## Problem details
Go through the entries below and retype them exactly, omitting each picture.
>> Begin Record extracts
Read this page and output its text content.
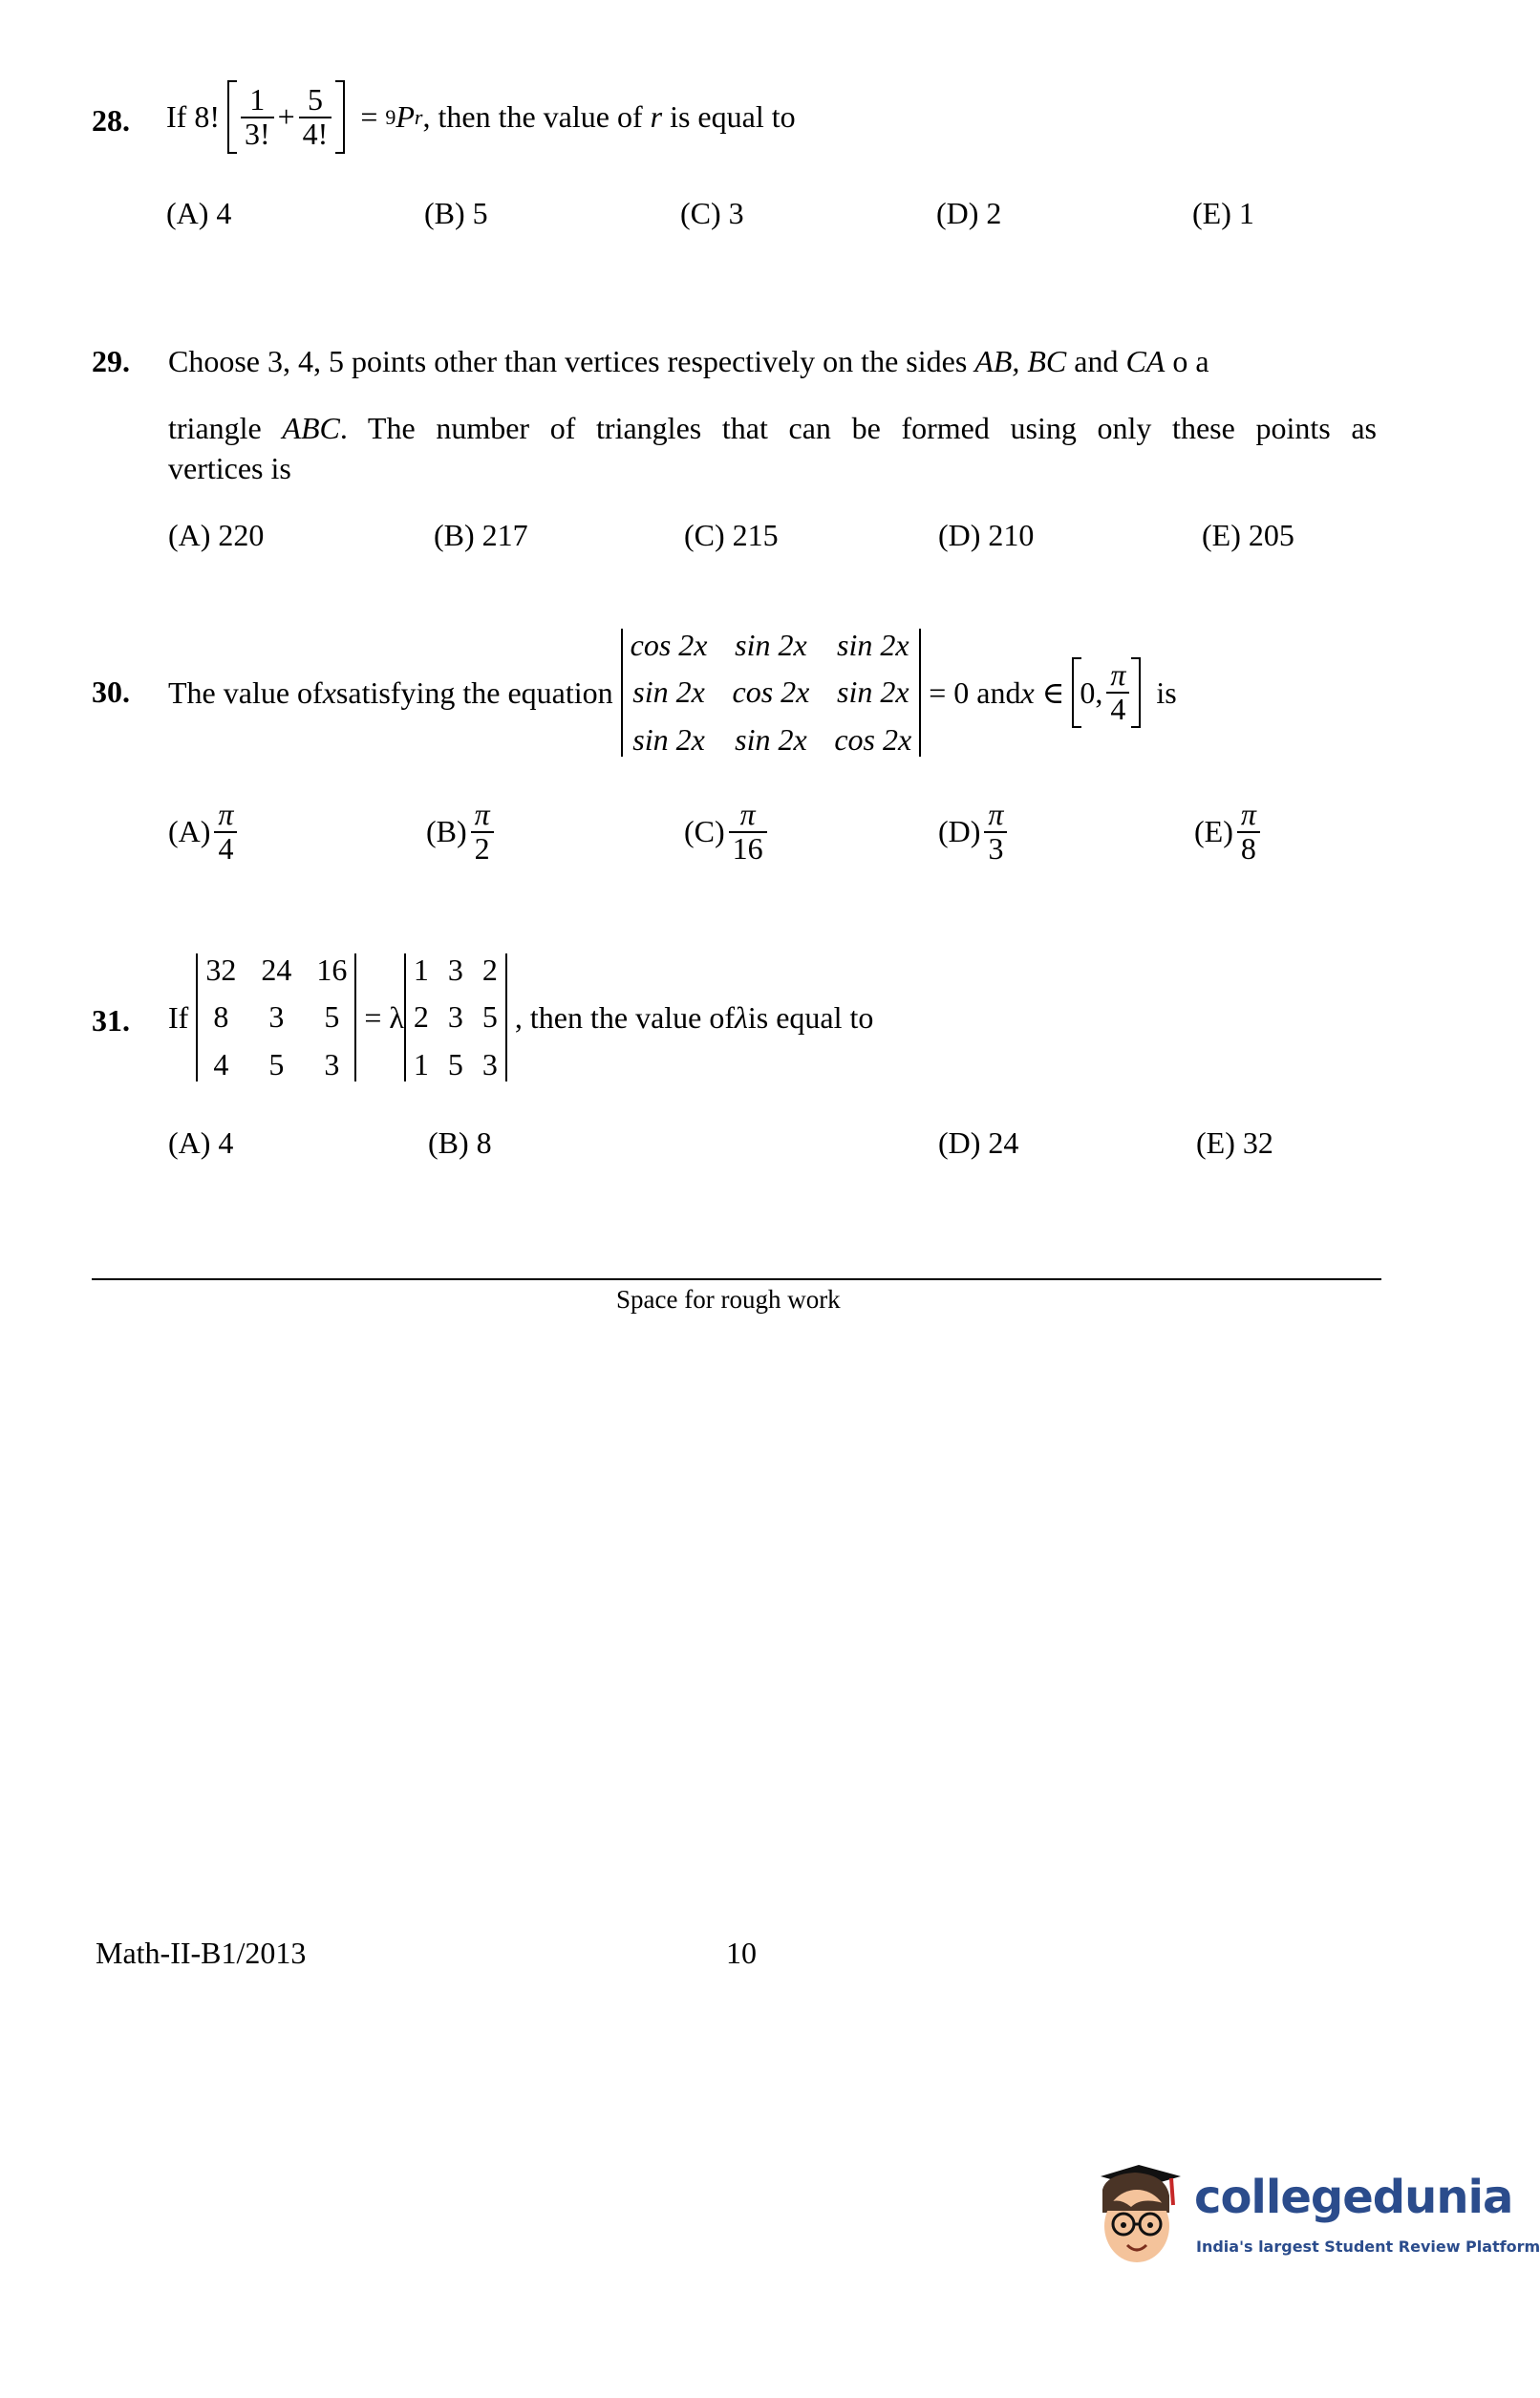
28. If
8!
$\frac{1}{3!} + \frac{5}{4!}$
=
9 P r , then the value of
r
is equal to
(A) 4	(B) 5	(C) 3	(D) 2	(E) 1
29. Choose 3, 4, 5 points other than vertices respectively on the sides AB, BC and CA o a
triangle ABC. The number of triangles that can be formed using only these points as
vertices is
(A) 220	(B) 217	(C) 215	(D) 210	(E) 205
30. The value of x satisfying the equation

cos 2x sin 2x sin 2x
sin 2x cos 2x sin 2x
sin 2x sin 2x cos 2x

= 0 and x ∈
0, $\frac{\pi}{4}$
is
$(A) \frac{\pi}{4}$	$(B) \frac{\pi}{2}$	$(C) \frac{\pi}{16}$	$(D) \frac{\pi}{3}$	$(E) \frac{\pi}{8}$
31. If

32 24 16
8 3 5
4 5 3

= λ
1 3 2
2 3 5
1 5 3

, then the value of λ is equal to
(A) 4	(B) 8	(D) 24	(E) 32
Space for rough work
Math-II-B1/2013	10
collegedunia
India's largest Student Review Platform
>> End Record extracts
## Answer for this exercise
Read this page and output its text content.
28. If
8!
$\frac{1}{3!} + \frac{5}{4!}$
=
9 P r , then the value of
r
is equal to
(A) 4	(B) 5	(C) 3	(D) 2	(E) 1
29. Choose 3, 4, 5 points other than vertices respectively on the sides AB, BC and CA o a
triangle ABC. The number of triangles that can be formed using only these points as
vertices is
(A) 220	(B) 217	(C) 215	(D) 210	(E) 205
30. The value of x satisfying the equation

cos 2x sin 2x sin 2x
sin 2x cos 2x sin 2x
sin 2x sin 2x cos 2x

= 0 and x ∈
0, $\frac{\pi}{4}$
is
$(A) \frac{\pi}{4}$	$(B) \frac{\pi}{2}$	$(C) \frac{\pi}{16}$	$(D) \frac{\pi}{3}$	$(E) \frac{\pi}{8}$
31. If

32 24 16
8 3 5
4 5 3

= λ
1 3 2
2 3 5
1 5 3

, then the value of λ is equal to
(A) 4	(B) 8	(D) 24	(E) 32
Space for rough work
Math-II-B1/2013	10
collegedunia
India's largest Student Review Platform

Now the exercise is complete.